> What you are asked to do
Filter for the word "JavaScript" and keep each matching line.

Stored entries
+-------+
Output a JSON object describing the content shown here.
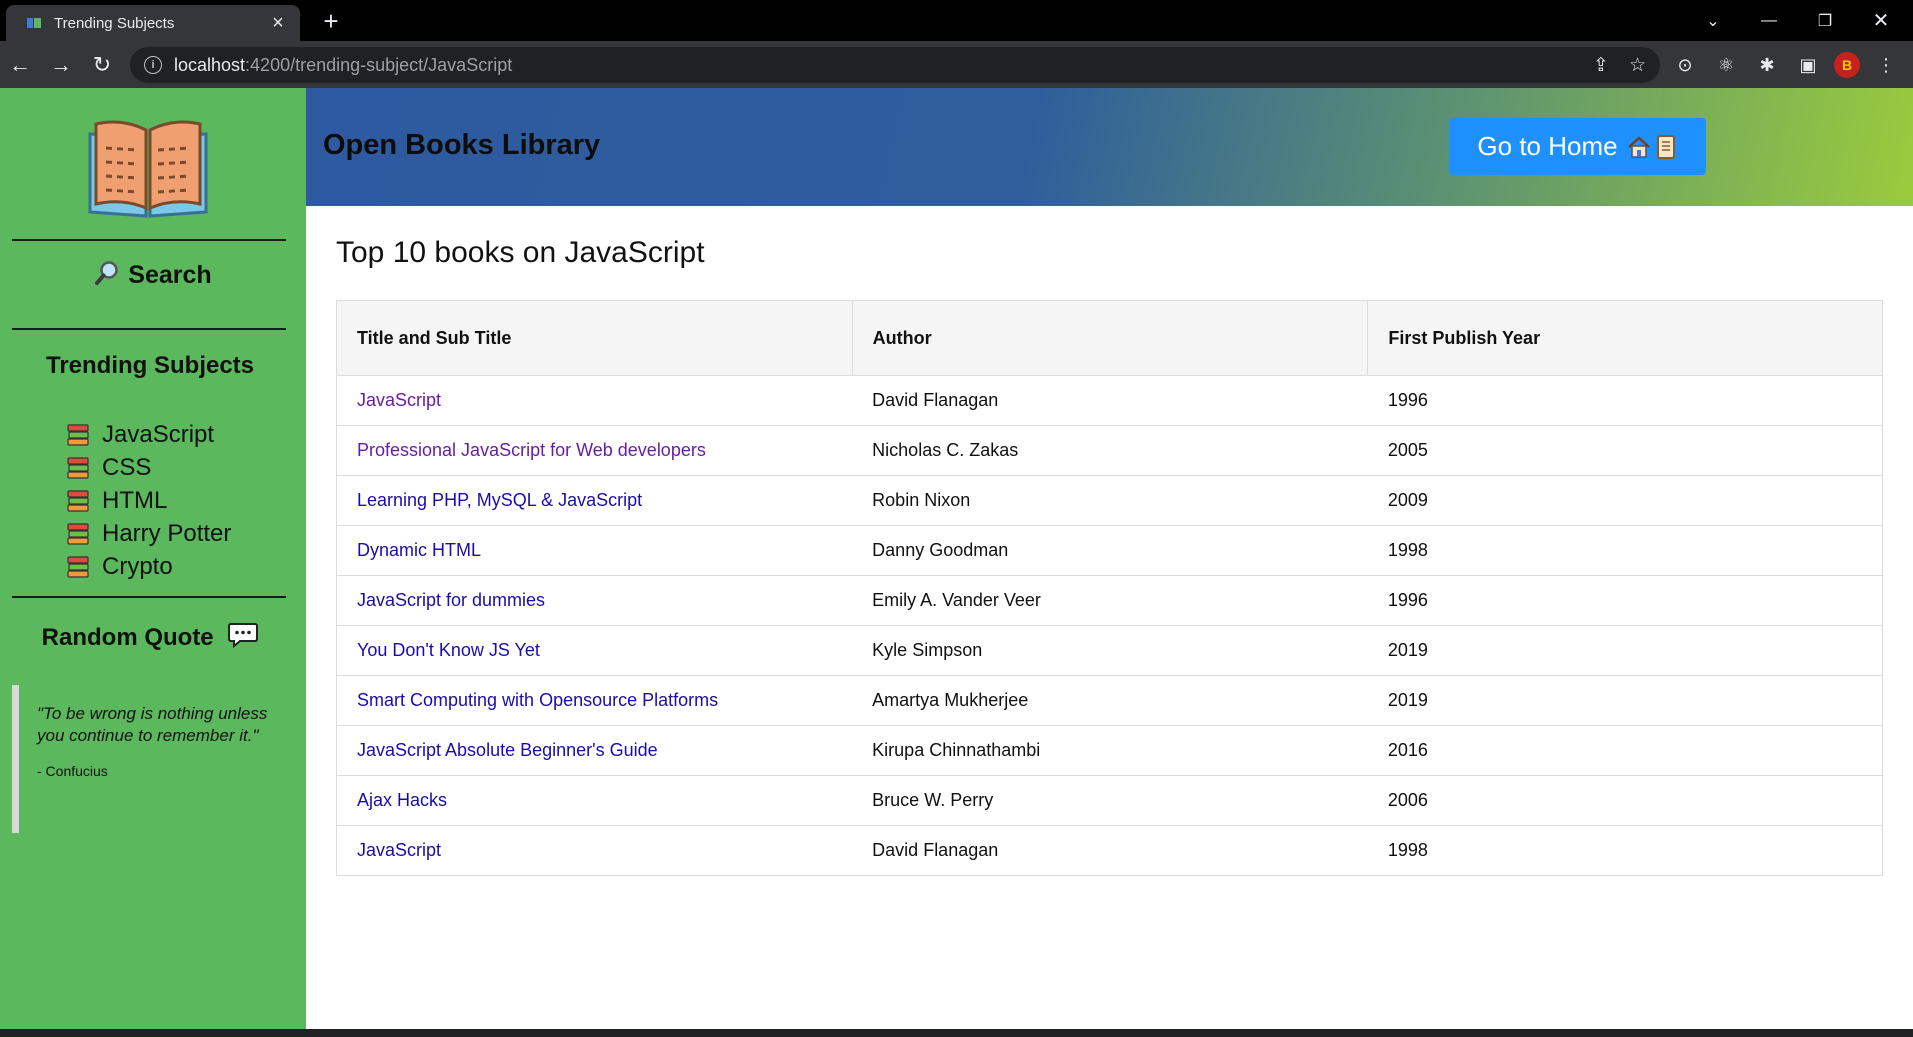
{
  "browser": {
    "tab_title": "Trending Subjects",
    "url_host": "localhost",
    "url_rest": ":4200/trending-subject/JavaScript"
  },
  "sidebar": {
    "search_label": "Search",
    "trending_heading": "Trending Subjects",
    "subjects": [
      "JavaScript",
      "CSS",
      "HTML",
      "Harry Potter",
      "Crypto"
    ],
    "quote_heading": "Random Quote",
    "quote_text": "\"To be wrong is nothing unless you continue to remember it.\"",
    "quote_author": "- Confucius"
  },
  "header": {
    "title": "Open Books Library",
    "home_button": "Go to Home"
  },
  "main": {
    "page_title": "Top 10 books on JavaScript",
    "columns": [
      "Title and Sub Title",
      "Author",
      "First Publish Year"
    ],
    "rows": [
      {
        "title": "JavaScript",
        "author": "David Flanagan",
        "year": "1996",
        "visited": true
      },
      {
        "title": "Professional JavaScript for Web developers",
        "author": "Nicholas C. Zakas",
        "year": "2005",
        "visited": true
      },
      {
        "title": "Learning PHP, MySQL & JavaScript",
        "author": "Robin Nixon",
        "year": "2009",
        "visited": false
      },
      {
        "title": "Dynamic HTML",
        "author": "Danny Goodman",
        "year": "1998",
        "visited": false
      },
      {
        "title": "JavaScript for dummies",
        "author": "Emily A. Vander Veer",
        "year": "1996",
        "visited": false
      },
      {
        "title": "You Don't Know JS Yet",
        "author": "Kyle Simpson",
        "year": "2019",
        "visited": false
      },
      {
        "title": "Smart Computing with Opensource Platforms",
        "author": "Amartya Mukherjee",
        "year": "2019",
        "visited": false
      },
      {
        "title": "JavaScript Absolute Beginner's Guide",
        "author": "Kirupa Chinnathambi",
        "year": "2016",
        "visited": false
      },
      {
        "title": "Ajax Hacks",
        "author": "Bruce W. Perry",
        "year": "2006",
        "visited": false
      },
      {
        "title": "JavaScript",
        "author": "David Flanagan",
        "year": "1998",
        "visited": false
      }
    ]
  },
  "colors": {
    "sidebar_bg": "#5cb85c",
    "header_gradient_start": "#2d5aa0",
    "header_gradient_end": "#9acb3c",
    "home_button_bg": "#1e90ff",
    "link": "#1a0dab",
    "link_visited": "#681da8"
  }
}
+-------+
> Reply
    "url_rest": ":4200/trending-subject/JavaScript"
      "JavaScript",
    "page_title": "Top 10 books on JavaScript",
        "title": "JavaScript",
        "title": "Professional JavaScript for Web developers",
        "title": "Learning PHP, MySQL & JavaScript",
        "title": "JavaScript for dummies",
        "title": "JavaScript Absolute Beginner's Guide",
        "title": "JavaScript",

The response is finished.